Items listed in a dataset:
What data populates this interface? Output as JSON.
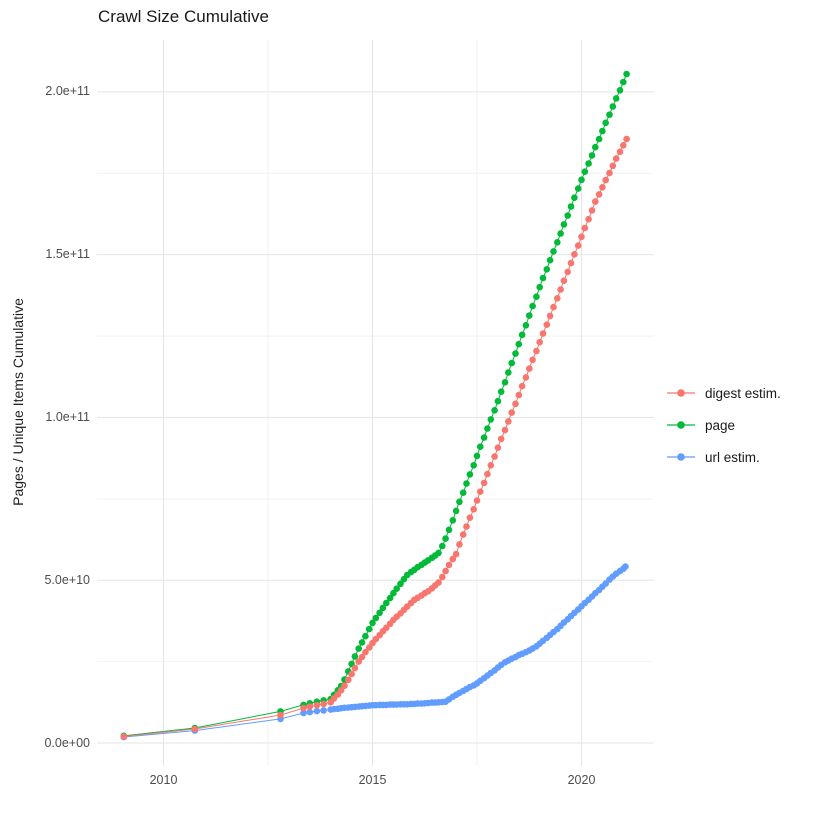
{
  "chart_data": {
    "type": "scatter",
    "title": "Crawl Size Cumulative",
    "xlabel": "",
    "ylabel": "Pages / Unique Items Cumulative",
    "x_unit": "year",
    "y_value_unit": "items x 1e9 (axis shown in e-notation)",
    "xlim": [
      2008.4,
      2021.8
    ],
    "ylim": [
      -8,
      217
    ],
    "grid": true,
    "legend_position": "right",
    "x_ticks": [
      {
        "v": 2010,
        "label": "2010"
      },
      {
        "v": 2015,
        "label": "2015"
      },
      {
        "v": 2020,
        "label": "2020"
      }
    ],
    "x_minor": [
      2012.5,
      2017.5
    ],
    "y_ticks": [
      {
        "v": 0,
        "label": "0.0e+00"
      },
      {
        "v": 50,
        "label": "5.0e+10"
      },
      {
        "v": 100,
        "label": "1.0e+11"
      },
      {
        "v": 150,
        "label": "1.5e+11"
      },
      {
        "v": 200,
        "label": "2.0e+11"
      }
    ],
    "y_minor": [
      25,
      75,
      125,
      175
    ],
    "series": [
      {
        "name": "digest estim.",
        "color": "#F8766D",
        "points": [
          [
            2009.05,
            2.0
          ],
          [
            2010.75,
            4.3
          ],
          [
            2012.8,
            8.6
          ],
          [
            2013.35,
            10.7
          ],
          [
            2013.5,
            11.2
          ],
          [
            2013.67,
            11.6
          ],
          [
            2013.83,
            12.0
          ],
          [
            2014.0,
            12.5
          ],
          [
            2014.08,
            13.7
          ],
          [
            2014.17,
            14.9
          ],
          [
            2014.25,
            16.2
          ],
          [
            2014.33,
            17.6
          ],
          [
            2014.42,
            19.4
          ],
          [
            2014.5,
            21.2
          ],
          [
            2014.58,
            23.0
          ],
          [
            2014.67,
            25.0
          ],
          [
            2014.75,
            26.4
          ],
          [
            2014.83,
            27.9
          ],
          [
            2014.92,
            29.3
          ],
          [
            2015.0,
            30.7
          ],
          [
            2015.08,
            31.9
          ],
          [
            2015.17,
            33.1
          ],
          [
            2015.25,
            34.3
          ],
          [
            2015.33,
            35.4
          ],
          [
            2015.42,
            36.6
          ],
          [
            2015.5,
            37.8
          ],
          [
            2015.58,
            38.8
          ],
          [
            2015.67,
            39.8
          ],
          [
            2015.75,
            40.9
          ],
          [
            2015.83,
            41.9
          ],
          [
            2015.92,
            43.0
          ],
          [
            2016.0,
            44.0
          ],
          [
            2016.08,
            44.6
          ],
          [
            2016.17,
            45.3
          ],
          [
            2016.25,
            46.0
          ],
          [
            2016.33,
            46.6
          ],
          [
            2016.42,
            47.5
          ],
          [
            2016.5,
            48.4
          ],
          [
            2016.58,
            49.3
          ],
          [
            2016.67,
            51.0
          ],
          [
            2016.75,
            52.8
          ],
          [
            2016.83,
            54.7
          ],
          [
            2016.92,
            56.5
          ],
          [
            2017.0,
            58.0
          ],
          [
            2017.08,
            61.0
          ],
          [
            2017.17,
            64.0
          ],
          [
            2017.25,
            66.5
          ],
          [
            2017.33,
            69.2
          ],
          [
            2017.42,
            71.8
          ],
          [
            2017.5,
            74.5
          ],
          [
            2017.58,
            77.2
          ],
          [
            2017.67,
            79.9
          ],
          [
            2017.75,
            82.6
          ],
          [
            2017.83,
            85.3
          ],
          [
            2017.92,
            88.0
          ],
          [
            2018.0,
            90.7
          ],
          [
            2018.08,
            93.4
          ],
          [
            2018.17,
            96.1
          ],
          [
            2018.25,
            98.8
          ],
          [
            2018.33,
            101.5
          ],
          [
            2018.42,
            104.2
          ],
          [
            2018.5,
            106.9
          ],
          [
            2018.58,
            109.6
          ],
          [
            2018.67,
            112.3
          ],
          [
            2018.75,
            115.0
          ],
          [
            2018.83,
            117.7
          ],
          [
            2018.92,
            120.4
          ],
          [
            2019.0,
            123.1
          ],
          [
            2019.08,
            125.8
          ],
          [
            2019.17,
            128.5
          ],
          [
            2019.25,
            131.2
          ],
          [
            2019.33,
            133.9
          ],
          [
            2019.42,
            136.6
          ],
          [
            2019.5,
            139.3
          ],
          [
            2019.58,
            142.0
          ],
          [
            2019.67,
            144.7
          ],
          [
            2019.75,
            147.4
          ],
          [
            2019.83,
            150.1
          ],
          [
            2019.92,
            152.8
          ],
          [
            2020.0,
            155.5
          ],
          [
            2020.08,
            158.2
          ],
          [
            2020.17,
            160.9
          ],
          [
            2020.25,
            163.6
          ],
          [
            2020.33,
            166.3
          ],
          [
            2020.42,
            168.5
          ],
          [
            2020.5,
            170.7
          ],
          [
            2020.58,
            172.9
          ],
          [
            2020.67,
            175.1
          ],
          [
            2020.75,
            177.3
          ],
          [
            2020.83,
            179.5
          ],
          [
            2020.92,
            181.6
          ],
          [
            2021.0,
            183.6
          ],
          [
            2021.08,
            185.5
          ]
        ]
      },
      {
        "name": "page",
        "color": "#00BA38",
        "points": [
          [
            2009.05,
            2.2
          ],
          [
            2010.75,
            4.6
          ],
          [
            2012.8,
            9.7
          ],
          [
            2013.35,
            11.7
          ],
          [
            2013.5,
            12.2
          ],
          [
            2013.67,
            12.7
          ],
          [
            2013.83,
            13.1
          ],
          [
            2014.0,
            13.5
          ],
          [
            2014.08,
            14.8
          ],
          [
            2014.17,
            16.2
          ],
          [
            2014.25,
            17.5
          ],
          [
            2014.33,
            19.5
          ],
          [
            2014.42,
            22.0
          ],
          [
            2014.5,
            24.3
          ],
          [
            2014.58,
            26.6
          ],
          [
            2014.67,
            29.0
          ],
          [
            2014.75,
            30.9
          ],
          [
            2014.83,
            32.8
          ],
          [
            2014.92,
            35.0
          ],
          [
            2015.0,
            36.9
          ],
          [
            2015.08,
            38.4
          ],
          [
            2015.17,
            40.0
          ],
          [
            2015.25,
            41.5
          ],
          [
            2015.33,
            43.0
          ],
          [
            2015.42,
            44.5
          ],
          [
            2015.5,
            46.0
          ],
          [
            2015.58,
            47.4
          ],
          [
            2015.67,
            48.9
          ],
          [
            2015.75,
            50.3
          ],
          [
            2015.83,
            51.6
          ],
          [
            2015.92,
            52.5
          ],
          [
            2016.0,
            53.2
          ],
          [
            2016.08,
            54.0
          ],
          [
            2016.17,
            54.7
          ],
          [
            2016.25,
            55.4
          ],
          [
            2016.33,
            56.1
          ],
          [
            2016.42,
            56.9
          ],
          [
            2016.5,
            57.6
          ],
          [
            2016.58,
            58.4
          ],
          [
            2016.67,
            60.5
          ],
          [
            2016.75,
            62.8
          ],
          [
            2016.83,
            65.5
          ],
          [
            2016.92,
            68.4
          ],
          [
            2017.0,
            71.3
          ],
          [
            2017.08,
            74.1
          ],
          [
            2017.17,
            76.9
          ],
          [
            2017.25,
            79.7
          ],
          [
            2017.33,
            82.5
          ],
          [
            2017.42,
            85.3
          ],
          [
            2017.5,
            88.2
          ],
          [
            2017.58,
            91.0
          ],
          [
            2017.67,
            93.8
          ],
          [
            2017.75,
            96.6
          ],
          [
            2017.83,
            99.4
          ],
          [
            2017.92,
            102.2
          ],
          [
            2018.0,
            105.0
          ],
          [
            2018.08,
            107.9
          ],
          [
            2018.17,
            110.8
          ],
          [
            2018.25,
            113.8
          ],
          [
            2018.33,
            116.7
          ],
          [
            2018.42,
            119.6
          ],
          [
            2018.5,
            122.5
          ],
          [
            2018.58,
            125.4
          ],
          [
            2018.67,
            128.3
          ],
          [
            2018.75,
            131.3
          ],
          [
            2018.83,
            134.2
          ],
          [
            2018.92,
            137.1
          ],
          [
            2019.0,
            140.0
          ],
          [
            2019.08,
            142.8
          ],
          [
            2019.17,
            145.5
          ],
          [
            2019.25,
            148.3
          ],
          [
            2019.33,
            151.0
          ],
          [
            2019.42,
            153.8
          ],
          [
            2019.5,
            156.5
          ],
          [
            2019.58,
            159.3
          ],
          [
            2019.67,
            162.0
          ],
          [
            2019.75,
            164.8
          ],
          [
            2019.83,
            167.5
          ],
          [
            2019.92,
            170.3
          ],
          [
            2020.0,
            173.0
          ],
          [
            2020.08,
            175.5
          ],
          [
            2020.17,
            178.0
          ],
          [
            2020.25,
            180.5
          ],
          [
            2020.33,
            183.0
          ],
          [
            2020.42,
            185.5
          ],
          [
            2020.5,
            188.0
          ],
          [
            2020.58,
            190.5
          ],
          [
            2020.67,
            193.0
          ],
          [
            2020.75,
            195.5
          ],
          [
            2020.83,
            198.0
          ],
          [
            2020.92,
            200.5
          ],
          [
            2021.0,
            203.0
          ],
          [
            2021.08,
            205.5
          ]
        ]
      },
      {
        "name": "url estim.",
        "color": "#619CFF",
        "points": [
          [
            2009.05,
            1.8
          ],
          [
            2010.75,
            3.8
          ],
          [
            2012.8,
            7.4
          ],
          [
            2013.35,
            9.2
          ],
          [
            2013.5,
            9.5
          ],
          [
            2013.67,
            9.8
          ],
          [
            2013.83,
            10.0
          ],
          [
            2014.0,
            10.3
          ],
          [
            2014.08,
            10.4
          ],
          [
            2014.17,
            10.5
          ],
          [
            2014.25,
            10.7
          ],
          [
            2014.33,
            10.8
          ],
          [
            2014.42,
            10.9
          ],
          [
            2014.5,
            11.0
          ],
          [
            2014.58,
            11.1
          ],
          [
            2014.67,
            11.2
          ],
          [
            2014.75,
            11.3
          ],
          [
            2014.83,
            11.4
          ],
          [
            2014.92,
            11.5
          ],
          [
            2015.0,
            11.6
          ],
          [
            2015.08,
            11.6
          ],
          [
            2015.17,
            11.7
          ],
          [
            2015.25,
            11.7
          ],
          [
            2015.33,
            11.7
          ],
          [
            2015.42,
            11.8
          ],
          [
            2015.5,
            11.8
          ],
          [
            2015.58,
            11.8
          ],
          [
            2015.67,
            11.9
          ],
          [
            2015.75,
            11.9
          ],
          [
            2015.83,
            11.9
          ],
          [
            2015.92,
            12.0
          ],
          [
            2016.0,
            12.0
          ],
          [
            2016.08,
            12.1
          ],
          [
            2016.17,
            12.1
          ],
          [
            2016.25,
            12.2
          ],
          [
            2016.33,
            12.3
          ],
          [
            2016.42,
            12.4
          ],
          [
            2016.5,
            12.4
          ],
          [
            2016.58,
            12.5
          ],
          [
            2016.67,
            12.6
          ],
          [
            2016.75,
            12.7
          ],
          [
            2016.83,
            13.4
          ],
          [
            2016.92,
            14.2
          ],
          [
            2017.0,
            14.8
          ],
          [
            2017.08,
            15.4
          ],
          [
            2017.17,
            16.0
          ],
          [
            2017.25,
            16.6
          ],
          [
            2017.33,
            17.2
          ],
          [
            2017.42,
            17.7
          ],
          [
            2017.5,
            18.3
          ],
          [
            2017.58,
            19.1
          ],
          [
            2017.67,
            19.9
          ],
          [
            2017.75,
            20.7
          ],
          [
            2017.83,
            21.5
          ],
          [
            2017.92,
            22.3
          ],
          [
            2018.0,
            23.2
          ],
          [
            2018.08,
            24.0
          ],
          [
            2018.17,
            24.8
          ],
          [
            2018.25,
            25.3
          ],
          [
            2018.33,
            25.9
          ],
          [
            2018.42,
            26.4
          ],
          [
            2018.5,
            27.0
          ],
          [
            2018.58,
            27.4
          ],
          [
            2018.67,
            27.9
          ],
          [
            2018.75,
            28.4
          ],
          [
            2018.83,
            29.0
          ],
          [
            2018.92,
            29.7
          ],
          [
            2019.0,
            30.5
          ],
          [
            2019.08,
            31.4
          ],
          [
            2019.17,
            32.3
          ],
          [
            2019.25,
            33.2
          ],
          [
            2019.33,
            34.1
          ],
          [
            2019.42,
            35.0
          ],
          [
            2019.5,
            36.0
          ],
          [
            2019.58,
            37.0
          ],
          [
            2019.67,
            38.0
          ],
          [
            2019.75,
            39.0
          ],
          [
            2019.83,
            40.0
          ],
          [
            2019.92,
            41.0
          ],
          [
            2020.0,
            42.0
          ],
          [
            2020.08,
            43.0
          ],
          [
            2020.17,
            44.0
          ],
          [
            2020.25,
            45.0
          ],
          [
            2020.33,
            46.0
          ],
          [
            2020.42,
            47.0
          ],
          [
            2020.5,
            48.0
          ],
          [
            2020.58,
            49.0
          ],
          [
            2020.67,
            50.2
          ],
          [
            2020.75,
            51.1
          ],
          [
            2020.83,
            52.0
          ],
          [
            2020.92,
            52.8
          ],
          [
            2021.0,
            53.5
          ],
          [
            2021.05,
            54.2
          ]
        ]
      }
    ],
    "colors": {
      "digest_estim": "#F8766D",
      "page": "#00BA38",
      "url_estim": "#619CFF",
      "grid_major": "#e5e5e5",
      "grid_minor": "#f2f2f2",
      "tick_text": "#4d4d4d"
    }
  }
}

> AIM
Copy out each line that contains the word "name".

> EXERCISE OUTPUT
        "name": "digest estim.",
        "name": "page",
        "name": "url estim.",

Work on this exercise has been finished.